--- Start of SOURCE MATERIAL ---

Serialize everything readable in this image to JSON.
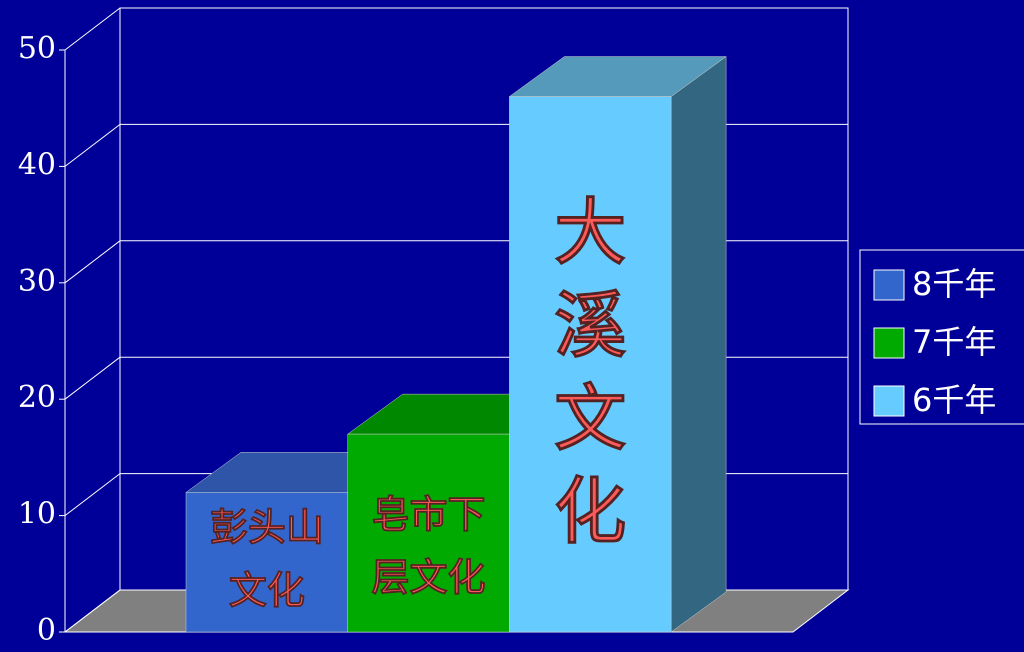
{
  "chart_data": {
    "type": "bar3d",
    "categories": [
      null
    ],
    "series": [
      {
        "name": "8千年",
        "color": "#3366cc",
        "top": "#2f55a8",
        "side": "#264a8f",
        "values": [
          12
        ],
        "label": [
          "彭头山",
          "文化"
        ]
      },
      {
        "name": "7千年",
        "color": "#00aa00",
        "top": "#008800",
        "side": "#006600",
        "values": [
          17
        ],
        "label": [
          "皂市下",
          "层文化"
        ]
      },
      {
        "name": "6千年",
        "color": "#66ccff",
        "top": "#5599bb",
        "side": "#336680",
        "values": [
          46
        ],
        "label": [
          "大",
          "溪",
          "文",
          "化"
        ],
        "vertical": true
      }
    ],
    "ylim": [
      0,
      50
    ],
    "yticks": [
      0,
      10,
      20,
      30,
      40,
      50
    ],
    "grid": true,
    "legend": "right"
  }
}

--- End of SOURCE MATERIAL ---

Reproduce the whole listing exactly, but not the images in it.

Serialize everything readable in this image to JSON.
{
  "chart_data": {
    "type": "bar3d",
    "categories": [
      null
    ],
    "series": [
      {
        "name": "8千年",
        "color": "#3366cc",
        "top": "#2f55a8",
        "side": "#264a8f",
        "values": [
          12
        ],
        "label": [
          "彭头山",
          "文化"
        ]
      },
      {
        "name": "7千年",
        "color": "#00aa00",
        "top": "#008800",
        "side": "#006600",
        "values": [
          17
        ],
        "label": [
          "皂市下",
          "层文化"
        ]
      },
      {
        "name": "6千年",
        "color": "#66ccff",
        "top": "#5599bb",
        "side": "#336680",
        "values": [
          46
        ],
        "label": [
          "大",
          "溪",
          "文",
          "化"
        ],
        "vertical": true
      }
    ],
    "ylim": [
      0,
      50
    ],
    "yticks": [
      0,
      10,
      20,
      30,
      40,
      50
    ],
    "grid": true,
    "legend": "right"
  }
}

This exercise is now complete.